Read the records and write them out again exactly.

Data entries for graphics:
####################
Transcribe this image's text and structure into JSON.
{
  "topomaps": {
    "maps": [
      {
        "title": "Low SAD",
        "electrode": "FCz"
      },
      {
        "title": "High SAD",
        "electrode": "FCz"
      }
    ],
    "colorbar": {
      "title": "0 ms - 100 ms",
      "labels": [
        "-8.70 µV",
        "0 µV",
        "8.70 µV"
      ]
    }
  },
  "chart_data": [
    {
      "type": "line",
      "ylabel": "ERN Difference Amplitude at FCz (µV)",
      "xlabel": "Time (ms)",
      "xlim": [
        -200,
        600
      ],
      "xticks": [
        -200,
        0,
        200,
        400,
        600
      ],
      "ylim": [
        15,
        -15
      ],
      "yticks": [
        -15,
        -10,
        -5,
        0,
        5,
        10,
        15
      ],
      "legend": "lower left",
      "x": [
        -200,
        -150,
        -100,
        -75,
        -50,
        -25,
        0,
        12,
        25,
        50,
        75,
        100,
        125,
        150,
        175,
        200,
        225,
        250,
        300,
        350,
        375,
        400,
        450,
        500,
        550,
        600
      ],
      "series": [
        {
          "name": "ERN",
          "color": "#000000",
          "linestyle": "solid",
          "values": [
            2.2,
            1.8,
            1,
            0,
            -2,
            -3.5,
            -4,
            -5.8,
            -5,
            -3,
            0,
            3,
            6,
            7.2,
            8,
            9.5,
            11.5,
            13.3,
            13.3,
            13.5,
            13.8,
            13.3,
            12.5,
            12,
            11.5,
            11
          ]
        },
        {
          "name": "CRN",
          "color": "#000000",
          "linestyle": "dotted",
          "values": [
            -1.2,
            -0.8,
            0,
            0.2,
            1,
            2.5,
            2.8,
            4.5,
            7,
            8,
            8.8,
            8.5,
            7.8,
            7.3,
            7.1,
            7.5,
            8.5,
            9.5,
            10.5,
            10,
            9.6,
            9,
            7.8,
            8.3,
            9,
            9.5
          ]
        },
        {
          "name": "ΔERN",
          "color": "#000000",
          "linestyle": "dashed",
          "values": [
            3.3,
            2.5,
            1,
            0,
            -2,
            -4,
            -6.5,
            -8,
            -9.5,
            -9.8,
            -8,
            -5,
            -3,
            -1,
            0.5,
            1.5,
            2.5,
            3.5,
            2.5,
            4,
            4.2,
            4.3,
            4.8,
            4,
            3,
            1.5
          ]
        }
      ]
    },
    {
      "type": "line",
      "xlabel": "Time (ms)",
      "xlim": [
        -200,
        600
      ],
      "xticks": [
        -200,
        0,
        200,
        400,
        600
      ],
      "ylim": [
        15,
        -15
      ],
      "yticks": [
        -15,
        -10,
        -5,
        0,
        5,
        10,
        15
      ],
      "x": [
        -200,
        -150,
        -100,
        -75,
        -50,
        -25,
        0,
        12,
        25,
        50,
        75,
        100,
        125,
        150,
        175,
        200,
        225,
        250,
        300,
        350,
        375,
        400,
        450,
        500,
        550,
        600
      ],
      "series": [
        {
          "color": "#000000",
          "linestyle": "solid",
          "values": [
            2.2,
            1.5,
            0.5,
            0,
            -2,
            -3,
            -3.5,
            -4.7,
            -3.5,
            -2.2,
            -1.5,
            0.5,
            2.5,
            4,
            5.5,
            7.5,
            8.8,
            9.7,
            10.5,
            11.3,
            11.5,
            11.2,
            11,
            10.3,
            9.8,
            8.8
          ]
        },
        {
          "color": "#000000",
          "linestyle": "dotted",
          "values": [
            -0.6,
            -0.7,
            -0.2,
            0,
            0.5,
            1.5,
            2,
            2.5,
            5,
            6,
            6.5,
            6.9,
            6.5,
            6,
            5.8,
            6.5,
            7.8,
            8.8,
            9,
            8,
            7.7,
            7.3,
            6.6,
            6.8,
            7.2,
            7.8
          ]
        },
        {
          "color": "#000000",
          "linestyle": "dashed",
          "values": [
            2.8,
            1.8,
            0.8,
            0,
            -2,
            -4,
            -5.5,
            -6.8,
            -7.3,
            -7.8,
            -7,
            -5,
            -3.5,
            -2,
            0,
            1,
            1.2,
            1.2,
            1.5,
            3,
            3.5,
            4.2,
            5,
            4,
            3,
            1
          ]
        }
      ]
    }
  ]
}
####################
Solution to the problem
Transcribe this image's text and structure into JSON.
{
  "topomaps": {
    "maps": [
      {
        "title": "Low SAD",
        "electrode": "FCz"
      },
      {
        "title": "High SAD",
        "electrode": "FCz"
      }
    ],
    "colorbar": {
      "title": "0 ms - 100 ms",
      "labels": [
        "-8.70 µV",
        "0 µV",
        "8.70 µV"
      ]
    }
  },
  "chart_data": [
    {
      "type": "line",
      "ylabel": "ERN Difference Amplitude at FCz (µV)",
      "xlabel": "Time (ms)",
      "xlim": [
        -200,
        600
      ],
      "xticks": [
        -200,
        0,
        200,
        400,
        600
      ],
      "ylim": [
        15,
        -15
      ],
      "yticks": [
        -15,
        -10,
        -5,
        0,
        5,
        10,
        15
      ],
      "legend": "lower left",
      "x": [
        -200,
        -150,
        -100,
        -75,
        -50,
        -25,
        0,
        12,
        25,
        50,
        75,
        100,
        125,
        150,
        175,
        200,
        225,
        250,
        300,
        350,
        375,
        400,
        450,
        500,
        550,
        600
      ],
      "series": [
        {
          "name": "ERN",
          "color": "#000000",
          "linestyle": "solid",
          "values": [
            2.2,
            1.8,
            1,
            0,
            -2,
            -3.5,
            -4,
            -5.8,
            -5,
            -3,
            0,
            3,
            6,
            7.2,
            8,
            9.5,
            11.5,
            13.3,
            13.3,
            13.5,
            13.8,
            13.3,
            12.5,
            12,
            11.5,
            11
          ]
        },
        {
          "name": "CRN",
          "color": "#000000",
          "linestyle": "dotted",
          "values": [
            -1.2,
            -0.8,
            0,
            0.2,
            1,
            2.5,
            2.8,
            4.5,
            7,
            8,
            8.8,
            8.5,
            7.8,
            7.3,
            7.1,
            7.5,
            8.5,
            9.5,
            10.5,
            10,
            9.6,
            9,
            7.8,
            8.3,
            9,
            9.5
          ]
        },
        {
          "name": "ΔERN",
          "color": "#000000",
          "linestyle": "dashed",
          "values": [
            3.3,
            2.5,
            1,
            0,
            -2,
            -4,
            -6.5,
            -8,
            -9.5,
            -9.8,
            -8,
            -5,
            -3,
            -1,
            0.5,
            1.5,
            2.5,
            3.5,
            2.5,
            4,
            4.2,
            4.3,
            4.8,
            4,
            3,
            1.5
          ]
        }
      ]
    },
    {
      "type": "line",
      "xlabel": "Time (ms)",
      "xlim": [
        -200,
        600
      ],
      "xticks": [
        -200,
        0,
        200,
        400,
        600
      ],
      "ylim": [
        15,
        -15
      ],
      "yticks": [
        -15,
        -10,
        -5,
        0,
        5,
        10,
        15
      ],
      "x": [
        -200,
        -150,
        -100,
        -75,
        -50,
        -25,
        0,
        12,
        25,
        50,
        75,
        100,
        125,
        150,
        175,
        200,
        225,
        250,
        300,
        350,
        375,
        400,
        450,
        500,
        550,
        600
      ],
      "series": [
        {
          "color": "#000000",
          "linestyle": "solid",
          "values": [
            2.2,
            1.5,
            0.5,
            0,
            -2,
            -3,
            -3.5,
            -4.7,
            -3.5,
            -2.2,
            -1.5,
            0.5,
            2.5,
            4,
            5.5,
            7.5,
            8.8,
            9.7,
            10.5,
            11.3,
            11.5,
            11.2,
            11,
            10.3,
            9.8,
            8.8
          ]
        },
        {
          "color": "#000000",
          "linestyle": "dotted",
          "values": [
            -0.6,
            -0.7,
            -0.2,
            0,
            0.5,
            1.5,
            2,
            2.5,
            5,
            6,
            6.5,
            6.9,
            6.5,
            6,
            5.8,
            6.5,
            7.8,
            8.8,
            9,
            8,
            7.7,
            7.3,
            6.6,
            6.8,
            7.2,
            7.8
          ]
        },
        {
          "color": "#000000",
          "linestyle": "dashed",
          "values": [
            2.8,
            1.8,
            0.8,
            0,
            -2,
            -4,
            -5.5,
            -6.8,
            -7.3,
            -7.8,
            -7,
            -5,
            -3.5,
            -2,
            0,
            1,
            1.2,
            1.2,
            1.5,
            3,
            3.5,
            4.2,
            5,
            4,
            3,
            1
          ]
        }
      ]
    }
  ]
}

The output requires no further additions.